>> Start Materials provided
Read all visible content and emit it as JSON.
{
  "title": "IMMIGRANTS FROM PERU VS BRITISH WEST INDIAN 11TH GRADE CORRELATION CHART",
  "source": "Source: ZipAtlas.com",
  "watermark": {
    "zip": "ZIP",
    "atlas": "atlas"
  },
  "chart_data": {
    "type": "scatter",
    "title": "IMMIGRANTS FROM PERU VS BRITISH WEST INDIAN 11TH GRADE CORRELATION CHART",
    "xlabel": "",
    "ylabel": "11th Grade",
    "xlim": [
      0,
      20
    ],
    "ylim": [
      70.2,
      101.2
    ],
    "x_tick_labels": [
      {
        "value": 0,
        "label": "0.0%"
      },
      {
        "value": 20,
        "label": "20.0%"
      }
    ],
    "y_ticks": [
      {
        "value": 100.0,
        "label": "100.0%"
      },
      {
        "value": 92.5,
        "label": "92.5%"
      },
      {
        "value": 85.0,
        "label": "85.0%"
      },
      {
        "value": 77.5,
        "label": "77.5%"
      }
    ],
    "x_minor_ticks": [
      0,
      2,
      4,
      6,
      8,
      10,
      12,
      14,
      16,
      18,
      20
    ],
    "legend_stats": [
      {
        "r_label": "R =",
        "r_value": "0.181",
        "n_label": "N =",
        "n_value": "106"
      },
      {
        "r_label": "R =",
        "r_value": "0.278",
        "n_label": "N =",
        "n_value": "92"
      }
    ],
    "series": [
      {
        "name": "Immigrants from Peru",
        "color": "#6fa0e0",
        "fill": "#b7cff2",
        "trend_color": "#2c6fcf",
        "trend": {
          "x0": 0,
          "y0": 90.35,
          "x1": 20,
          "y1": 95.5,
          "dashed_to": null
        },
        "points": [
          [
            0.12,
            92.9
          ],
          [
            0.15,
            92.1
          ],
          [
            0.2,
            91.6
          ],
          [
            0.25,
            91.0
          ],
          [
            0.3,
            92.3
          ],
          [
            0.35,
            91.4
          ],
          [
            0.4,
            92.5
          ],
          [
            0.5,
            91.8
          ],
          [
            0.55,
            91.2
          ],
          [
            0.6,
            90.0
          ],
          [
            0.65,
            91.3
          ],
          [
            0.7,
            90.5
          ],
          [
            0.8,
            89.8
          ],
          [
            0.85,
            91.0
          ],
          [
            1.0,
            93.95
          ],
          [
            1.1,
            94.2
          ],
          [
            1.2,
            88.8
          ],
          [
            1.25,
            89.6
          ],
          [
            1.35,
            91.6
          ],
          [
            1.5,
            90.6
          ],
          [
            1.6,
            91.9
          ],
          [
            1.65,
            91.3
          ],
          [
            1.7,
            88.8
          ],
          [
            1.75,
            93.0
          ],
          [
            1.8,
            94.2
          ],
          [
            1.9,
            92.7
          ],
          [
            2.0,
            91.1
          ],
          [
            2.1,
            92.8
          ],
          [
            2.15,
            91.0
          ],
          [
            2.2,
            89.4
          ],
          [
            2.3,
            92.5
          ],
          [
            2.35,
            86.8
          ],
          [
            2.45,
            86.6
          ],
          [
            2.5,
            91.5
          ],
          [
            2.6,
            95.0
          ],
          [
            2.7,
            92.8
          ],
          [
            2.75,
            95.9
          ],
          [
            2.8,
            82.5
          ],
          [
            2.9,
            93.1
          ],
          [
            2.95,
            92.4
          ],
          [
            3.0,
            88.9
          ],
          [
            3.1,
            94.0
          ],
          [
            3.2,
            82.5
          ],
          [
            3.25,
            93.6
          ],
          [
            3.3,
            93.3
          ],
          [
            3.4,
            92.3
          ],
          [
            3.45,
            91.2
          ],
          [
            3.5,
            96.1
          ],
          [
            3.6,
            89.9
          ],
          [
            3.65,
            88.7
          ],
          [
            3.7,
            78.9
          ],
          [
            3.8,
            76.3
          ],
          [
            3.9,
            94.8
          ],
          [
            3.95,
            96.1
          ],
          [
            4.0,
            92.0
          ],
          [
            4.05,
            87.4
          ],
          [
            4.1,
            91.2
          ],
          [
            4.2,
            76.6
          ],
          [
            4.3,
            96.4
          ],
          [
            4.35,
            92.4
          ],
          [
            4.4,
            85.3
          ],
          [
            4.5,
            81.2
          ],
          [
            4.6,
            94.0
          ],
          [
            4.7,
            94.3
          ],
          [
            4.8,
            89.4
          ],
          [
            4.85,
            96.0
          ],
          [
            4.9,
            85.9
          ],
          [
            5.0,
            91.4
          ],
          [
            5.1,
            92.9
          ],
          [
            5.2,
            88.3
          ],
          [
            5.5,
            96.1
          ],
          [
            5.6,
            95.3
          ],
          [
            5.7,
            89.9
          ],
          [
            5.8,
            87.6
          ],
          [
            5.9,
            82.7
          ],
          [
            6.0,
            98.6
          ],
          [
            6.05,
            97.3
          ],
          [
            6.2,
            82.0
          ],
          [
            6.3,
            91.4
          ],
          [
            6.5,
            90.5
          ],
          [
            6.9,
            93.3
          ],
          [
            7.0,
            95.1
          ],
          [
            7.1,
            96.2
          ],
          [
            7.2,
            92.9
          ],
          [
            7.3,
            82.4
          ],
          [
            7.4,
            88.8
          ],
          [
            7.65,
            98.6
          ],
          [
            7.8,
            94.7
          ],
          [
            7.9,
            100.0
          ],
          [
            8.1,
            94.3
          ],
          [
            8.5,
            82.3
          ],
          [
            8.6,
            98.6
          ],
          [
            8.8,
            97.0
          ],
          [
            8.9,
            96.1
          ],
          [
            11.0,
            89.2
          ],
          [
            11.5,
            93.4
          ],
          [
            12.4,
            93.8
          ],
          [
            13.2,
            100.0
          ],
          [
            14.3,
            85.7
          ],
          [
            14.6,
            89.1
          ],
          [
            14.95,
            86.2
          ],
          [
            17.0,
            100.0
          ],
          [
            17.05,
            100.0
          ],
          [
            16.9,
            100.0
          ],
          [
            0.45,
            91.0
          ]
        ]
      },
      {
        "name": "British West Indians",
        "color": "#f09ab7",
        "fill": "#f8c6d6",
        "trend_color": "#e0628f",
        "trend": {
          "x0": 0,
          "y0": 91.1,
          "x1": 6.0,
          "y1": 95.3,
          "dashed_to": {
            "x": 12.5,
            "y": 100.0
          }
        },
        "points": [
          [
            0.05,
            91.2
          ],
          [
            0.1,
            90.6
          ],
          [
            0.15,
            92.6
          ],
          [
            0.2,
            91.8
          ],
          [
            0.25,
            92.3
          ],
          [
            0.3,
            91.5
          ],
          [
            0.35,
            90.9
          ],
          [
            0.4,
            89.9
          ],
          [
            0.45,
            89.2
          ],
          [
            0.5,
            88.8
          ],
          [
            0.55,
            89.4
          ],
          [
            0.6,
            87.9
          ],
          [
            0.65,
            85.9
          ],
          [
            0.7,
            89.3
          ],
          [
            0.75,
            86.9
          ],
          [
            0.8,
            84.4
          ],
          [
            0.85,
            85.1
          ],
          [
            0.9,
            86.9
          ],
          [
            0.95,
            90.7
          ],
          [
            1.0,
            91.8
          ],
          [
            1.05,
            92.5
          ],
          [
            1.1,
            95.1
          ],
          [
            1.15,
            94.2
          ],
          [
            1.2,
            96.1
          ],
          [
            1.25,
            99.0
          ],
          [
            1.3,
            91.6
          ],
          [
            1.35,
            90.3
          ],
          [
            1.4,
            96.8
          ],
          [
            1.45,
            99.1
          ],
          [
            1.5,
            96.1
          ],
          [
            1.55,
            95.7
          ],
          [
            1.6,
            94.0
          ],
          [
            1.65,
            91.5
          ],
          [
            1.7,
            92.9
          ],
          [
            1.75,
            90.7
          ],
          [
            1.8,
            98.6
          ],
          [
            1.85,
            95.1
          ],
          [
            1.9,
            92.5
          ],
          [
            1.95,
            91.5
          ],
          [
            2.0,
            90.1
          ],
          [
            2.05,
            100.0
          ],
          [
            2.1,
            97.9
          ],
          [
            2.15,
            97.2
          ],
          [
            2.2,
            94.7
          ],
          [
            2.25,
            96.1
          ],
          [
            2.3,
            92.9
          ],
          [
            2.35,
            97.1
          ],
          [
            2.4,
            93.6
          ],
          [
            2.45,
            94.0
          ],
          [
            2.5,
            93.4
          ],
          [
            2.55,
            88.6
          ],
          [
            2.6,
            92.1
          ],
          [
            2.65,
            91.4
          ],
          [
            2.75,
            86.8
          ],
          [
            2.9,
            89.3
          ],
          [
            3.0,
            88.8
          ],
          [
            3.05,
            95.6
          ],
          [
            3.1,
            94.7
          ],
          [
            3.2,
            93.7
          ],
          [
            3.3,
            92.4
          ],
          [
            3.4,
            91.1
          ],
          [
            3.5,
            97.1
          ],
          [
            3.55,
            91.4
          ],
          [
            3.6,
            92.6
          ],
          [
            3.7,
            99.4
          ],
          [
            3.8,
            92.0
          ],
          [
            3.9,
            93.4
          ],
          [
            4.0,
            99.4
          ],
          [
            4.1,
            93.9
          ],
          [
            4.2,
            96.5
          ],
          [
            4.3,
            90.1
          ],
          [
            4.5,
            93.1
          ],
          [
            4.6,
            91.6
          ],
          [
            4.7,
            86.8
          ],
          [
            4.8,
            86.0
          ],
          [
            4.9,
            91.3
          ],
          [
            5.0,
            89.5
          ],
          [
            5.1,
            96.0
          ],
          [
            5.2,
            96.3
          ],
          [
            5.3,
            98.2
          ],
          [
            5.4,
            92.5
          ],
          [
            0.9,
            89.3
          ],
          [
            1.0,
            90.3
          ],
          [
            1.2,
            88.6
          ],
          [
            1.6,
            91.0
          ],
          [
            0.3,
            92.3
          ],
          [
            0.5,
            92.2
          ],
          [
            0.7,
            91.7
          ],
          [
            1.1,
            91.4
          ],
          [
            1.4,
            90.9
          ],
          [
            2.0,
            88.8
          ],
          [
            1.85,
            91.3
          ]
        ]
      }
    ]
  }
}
>> End Materials provided
**Stated exercise**
Tally every line of the data that holds the word "name" and write the count alone.

**Expected answer**
2